• **MATERIALS PROVIDED**
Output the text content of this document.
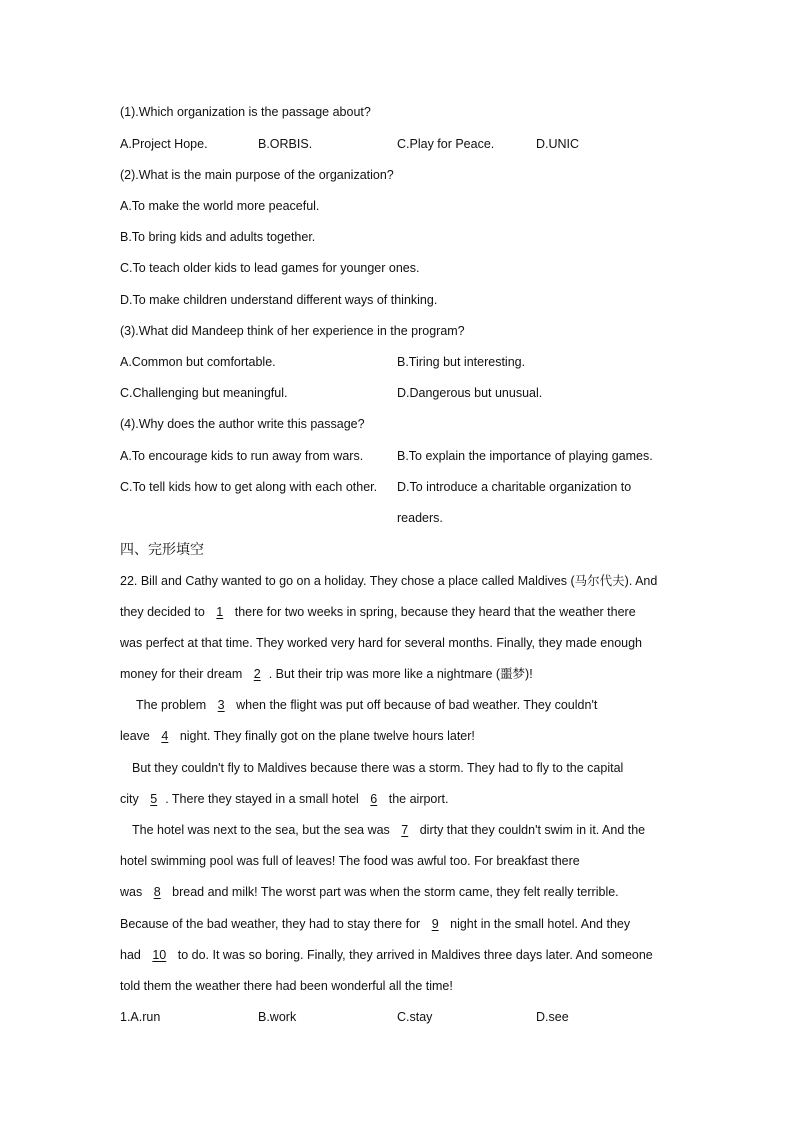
(1).Which organization is the passage about?
A.Project Hope.	B.ORBIS.	C.Play for Peace.	D.UNIC
(2).What is the main purpose of the organization?
A.To make the world more peaceful.
B.To bring kids and adults together.
C.To teach older kids to lead games for younger ones.
D.To make children understand different ways of thinking.
(3).What did Mandeep think of her experience in the program?
A.Common but comfortable.	B.Tiring but interesting.
C.Challenging but meaningful.	D.Dangerous but unusual.
(4).Why does the author write this passage?
A.To encourage kids to run away from wars.	B.To explain the importance of playing games.
C.To tell kids how to get along with each other. D.To introduce a charitable organization to readers.
四、完形填空
22. Bill and Cathy wanted to go on a holiday. They chose a place called Maldives (马尔代夫). And
they decided to 1 there for two weeks in spring, because they heard that the weather there
was perfect at that time. They worked very hard for several months. Finally, they made enough
money for their dream 2 . But their trip was more like a nightmare (噩梦)!
The problem 3 when the flight was put off because of bad weather. They couldn't
leave 4 night. They finally got on the plane twelve hours later!
But they couldn't fly to Maldives because there was a storm. They had to fly to the capital
city 5 . There they stayed in a small hotel 6 the airport.
The hotel was next to the sea, but the sea was 7 dirty that they couldn't swim in it. And the
hotel swimming pool was full of leaves! The food was awful too. For breakfast there
was 8 bread and milk! The worst part was when the storm came, they felt really terrible.
Because of the bad weather, they had to stay there for 9 night in the small hotel. And they
had 10 to do. It was so boring. Finally, they arrived in Maldives three days later. And someone
told them the weather there had been wonderful all the time!
1.A.run	B.work	C.stay	D.see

• **REQUIREMENTS**
Quote every record above exactly, leaving out the pictures.

• **EXERCISE ANSWER**
Output the text content of this document.
(1).Which organization is the passage about?
A.Project Hope.	B.ORBIS.	C.Play for Peace.	D.UNIC
(2).What is the main purpose of the organization?
A.To make the world more peaceful.
B.To bring kids and adults together.
C.To teach older kids to lead games for younger ones.
D.To make children understand different ways of thinking.
(3).What did Mandeep think of her experience in the program?
A.Common but comfortable.	B.Tiring but interesting.
C.Challenging but meaningful.	D.Dangerous but unusual.
(4).Why does the author write this passage?
A.To encourage kids to run away from wars.	B.To explain the importance of playing games.
C.To tell kids how to get along with each other. D.To introduce a charitable organization to readers.
四、完形填空
22. Bill and Cathy wanted to go on a holiday. They chose a place called Maldives (马尔代夫). And
they decided to 1 there for two weeks in spring, because they heard that the weather there
was perfect at that time. They worked very hard for several months. Finally, they made enough
money for their dream 2 . But their trip was more like a nightmare (噩梦)!
The problem 3 when the flight was put off because of bad weather. They couldn't
leave 4 night. They finally got on the plane twelve hours later!
But they couldn't fly to Maldives because there was a storm. They had to fly to the capital
city 5 . There they stayed in a small hotel 6 the airport.
The hotel was next to the sea, but the sea was 7 dirty that they couldn't swim in it. And the
hotel swimming pool was full of leaves! The food was awful too. For breakfast there
was 8 bread and milk! The worst part was when the storm came, they felt really terrible.
Because of the bad weather, they had to stay there for 9 night in the small hotel. And they
had 10 to do. It was so boring. Finally, they arrived in Maldives three days later. And someone
told them the weather there had been wonderful all the time!
1.A.run	B.work	C.stay	D.see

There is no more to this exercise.